→ **Goal**
Locate every line in the material below that has the word "Desktop". Copy each of those lines.

━━━━━━━━━━

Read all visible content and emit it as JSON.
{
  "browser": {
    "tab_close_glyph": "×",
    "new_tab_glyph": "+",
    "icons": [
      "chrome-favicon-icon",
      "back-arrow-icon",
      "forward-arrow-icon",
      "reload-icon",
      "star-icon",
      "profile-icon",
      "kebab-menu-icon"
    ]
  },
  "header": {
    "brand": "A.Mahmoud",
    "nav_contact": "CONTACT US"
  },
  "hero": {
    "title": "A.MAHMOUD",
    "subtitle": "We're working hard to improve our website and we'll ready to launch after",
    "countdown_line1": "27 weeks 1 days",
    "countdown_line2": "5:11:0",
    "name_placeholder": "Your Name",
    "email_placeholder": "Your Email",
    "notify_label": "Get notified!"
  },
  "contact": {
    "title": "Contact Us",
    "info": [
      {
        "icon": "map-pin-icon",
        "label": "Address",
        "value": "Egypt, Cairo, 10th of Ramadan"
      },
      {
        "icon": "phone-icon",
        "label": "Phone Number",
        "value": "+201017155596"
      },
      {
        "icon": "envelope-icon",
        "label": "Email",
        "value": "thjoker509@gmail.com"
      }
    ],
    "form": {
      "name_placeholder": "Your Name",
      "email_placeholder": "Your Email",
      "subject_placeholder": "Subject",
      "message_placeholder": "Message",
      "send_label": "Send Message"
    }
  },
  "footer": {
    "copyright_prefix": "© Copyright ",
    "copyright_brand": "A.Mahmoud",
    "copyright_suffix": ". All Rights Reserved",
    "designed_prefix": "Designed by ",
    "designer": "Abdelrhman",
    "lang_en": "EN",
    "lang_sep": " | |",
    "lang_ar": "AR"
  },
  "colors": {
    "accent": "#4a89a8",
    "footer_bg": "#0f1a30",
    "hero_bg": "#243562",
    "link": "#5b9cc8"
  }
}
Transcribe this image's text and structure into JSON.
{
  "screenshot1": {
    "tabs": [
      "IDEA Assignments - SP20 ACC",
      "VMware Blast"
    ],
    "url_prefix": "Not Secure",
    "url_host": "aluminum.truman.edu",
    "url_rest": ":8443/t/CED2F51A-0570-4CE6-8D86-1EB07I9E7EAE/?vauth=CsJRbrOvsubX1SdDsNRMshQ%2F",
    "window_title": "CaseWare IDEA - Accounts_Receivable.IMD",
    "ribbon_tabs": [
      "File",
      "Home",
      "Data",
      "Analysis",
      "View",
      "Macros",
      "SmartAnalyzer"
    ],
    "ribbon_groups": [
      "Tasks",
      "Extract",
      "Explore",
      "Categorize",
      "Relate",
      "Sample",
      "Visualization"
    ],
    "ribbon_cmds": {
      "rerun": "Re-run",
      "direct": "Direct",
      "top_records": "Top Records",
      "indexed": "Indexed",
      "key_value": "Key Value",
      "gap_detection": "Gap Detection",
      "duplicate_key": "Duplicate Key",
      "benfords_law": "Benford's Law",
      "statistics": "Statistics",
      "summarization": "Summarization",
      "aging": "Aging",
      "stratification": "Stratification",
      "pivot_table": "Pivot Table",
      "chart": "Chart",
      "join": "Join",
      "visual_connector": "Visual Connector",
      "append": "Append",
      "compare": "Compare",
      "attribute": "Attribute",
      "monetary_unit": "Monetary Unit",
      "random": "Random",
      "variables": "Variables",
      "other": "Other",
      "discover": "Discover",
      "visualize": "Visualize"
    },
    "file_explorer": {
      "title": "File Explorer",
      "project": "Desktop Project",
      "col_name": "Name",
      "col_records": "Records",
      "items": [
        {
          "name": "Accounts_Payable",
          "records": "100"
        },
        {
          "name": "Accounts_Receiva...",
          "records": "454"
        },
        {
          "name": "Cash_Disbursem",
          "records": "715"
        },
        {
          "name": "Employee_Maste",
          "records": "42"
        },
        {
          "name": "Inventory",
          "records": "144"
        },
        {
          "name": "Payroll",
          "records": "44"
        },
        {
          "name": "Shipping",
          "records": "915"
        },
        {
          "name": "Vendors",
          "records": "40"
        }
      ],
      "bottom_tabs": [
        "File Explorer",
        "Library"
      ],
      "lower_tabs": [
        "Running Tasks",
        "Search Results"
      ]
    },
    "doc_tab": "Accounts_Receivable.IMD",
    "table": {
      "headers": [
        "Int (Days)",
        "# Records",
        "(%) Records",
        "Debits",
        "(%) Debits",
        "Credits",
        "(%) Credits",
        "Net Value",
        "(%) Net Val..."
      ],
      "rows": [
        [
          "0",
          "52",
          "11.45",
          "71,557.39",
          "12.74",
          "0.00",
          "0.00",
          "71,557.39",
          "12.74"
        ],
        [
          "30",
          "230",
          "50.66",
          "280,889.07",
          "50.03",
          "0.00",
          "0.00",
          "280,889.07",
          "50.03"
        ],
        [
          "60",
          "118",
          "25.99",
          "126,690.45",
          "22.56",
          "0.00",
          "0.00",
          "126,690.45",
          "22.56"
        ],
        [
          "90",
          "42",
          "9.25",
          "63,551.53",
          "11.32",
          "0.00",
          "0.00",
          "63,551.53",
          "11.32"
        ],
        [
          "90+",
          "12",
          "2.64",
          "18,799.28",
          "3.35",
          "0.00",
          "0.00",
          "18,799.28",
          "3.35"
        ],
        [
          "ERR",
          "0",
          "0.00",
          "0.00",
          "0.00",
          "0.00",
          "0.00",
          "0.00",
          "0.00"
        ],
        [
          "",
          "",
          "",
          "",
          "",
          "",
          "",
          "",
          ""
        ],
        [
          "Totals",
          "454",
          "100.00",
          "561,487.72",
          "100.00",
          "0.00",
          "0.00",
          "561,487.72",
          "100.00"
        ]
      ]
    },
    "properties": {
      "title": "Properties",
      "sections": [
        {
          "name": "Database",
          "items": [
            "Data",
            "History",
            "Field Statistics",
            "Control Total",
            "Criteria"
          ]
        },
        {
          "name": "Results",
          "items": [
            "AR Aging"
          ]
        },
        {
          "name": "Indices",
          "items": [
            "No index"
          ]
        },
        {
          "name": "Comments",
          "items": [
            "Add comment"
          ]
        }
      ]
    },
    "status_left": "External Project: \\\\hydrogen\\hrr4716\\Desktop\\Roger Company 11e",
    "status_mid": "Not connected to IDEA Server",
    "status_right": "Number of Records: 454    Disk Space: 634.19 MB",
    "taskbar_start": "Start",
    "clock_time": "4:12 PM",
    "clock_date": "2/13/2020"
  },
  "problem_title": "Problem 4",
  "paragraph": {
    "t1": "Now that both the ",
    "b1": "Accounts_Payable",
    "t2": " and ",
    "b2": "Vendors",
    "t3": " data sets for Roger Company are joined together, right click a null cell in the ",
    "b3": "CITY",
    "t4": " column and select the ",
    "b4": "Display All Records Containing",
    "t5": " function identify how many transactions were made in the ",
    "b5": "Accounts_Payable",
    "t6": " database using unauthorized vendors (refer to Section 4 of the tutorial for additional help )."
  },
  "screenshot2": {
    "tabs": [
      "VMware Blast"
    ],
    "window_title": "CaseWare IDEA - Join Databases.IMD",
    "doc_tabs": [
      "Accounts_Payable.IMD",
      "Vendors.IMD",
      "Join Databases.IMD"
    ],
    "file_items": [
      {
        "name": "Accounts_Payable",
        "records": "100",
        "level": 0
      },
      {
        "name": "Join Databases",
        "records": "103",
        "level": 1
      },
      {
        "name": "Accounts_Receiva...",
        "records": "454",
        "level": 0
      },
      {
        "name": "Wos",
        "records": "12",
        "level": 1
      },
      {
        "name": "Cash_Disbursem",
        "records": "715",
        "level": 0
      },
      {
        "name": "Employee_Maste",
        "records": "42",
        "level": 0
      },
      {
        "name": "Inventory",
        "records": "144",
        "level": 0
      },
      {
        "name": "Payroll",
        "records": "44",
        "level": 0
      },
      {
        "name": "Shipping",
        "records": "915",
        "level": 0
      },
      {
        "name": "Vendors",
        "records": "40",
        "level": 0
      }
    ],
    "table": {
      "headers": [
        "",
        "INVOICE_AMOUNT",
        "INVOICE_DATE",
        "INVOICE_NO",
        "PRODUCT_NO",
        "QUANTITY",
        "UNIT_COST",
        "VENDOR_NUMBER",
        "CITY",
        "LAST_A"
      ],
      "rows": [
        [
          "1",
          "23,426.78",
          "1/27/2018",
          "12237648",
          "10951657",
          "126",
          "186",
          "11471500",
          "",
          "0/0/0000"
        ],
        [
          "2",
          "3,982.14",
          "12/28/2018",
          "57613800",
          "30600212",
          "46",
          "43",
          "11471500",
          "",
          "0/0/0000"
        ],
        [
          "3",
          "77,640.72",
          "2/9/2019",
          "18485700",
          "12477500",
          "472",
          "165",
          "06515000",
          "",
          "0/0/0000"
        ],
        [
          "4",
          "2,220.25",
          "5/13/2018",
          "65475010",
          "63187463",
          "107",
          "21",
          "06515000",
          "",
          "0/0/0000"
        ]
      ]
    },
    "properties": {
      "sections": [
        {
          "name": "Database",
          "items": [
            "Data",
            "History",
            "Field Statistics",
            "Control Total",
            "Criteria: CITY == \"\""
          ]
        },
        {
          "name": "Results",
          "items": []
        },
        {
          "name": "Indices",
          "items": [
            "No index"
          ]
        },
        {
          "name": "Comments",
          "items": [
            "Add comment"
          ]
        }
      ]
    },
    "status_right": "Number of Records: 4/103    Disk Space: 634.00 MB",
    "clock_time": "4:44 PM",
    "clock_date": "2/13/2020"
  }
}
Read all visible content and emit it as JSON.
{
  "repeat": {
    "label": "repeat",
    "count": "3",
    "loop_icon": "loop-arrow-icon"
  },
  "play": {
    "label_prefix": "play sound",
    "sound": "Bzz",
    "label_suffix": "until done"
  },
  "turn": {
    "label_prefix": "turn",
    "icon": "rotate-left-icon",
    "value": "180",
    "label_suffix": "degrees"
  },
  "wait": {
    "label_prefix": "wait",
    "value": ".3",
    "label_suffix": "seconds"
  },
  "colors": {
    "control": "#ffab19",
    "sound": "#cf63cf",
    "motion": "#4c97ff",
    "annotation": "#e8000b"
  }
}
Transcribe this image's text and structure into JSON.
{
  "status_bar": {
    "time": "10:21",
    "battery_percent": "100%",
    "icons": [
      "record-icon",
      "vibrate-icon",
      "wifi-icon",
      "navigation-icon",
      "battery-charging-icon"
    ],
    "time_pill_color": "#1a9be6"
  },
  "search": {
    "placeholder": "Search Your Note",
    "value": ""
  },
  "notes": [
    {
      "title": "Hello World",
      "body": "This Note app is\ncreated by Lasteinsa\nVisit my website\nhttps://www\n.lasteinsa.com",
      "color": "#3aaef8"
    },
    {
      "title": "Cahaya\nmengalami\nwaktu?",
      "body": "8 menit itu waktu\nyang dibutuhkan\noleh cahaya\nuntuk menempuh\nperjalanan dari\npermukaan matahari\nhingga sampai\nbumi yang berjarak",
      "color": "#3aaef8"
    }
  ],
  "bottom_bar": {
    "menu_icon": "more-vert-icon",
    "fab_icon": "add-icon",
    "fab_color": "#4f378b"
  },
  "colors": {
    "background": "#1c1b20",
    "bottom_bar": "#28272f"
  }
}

━━━━━━━━━━

→ **Reply to the exercise**
      "project": "Desktop Project",
    "status_left": "External Project: \\\\hydrogen\\hrr4716\\Desktop\\Roger Company 11e",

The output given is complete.